— start RECORDS PROVIDED —

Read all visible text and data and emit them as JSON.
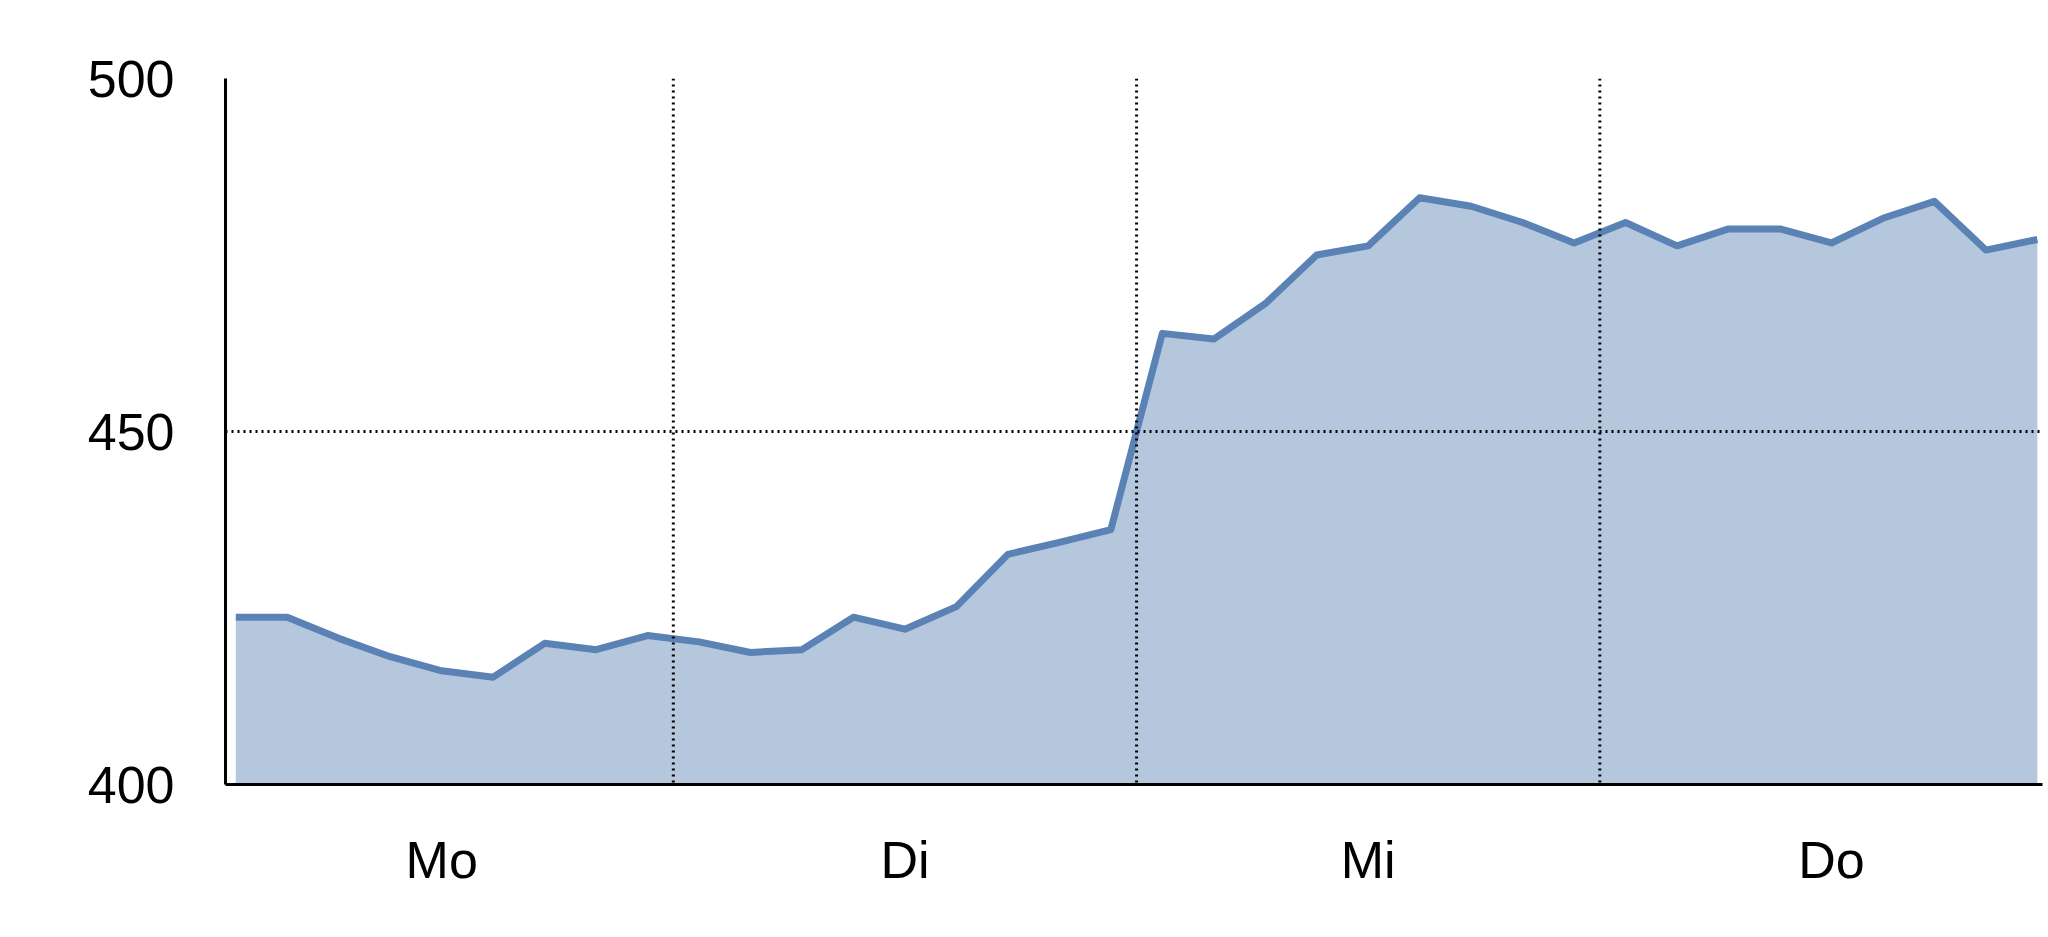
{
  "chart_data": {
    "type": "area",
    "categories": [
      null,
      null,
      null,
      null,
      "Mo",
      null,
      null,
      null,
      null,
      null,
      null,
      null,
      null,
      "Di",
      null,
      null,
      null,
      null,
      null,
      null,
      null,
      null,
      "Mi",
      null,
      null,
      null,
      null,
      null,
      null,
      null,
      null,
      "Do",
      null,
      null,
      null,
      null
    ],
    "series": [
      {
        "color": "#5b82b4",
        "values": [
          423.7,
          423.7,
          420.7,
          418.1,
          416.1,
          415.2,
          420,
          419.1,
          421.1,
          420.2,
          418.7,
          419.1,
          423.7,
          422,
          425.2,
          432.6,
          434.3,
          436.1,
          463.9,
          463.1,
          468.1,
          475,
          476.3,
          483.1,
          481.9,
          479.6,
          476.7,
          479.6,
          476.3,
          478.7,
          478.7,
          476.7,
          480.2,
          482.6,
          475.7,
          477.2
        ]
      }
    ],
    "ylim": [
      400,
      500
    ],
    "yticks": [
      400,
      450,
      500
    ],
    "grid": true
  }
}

— end RECORDS PROVIDED —

> **CHALLENGE**
Give back each entry exactly as it appears, with no pictures.

> **COMPLETE ANSWER**
Read all visible text and data and emit them as JSON.
{
  "chart_data": {
    "type": "area",
    "categories": [
      null,
      null,
      null,
      null,
      "Mo",
      null,
      null,
      null,
      null,
      null,
      null,
      null,
      null,
      "Di",
      null,
      null,
      null,
      null,
      null,
      null,
      null,
      null,
      "Mi",
      null,
      null,
      null,
      null,
      null,
      null,
      null,
      null,
      "Do",
      null,
      null,
      null,
      null
    ],
    "series": [
      {
        "color": "#5b82b4",
        "values": [
          423.7,
          423.7,
          420.7,
          418.1,
          416.1,
          415.2,
          420,
          419.1,
          421.1,
          420.2,
          418.7,
          419.1,
          423.7,
          422,
          425.2,
          432.6,
          434.3,
          436.1,
          463.9,
          463.1,
          468.1,
          475,
          476.3,
          483.1,
          481.9,
          479.6,
          476.7,
          479.6,
          476.3,
          478.7,
          478.7,
          476.7,
          480.2,
          482.6,
          475.7,
          477.2
        ]
      }
    ],
    "ylim": [
      400,
      500
    ],
    "yticks": [
      400,
      450,
      500
    ],
    "grid": true
  }
}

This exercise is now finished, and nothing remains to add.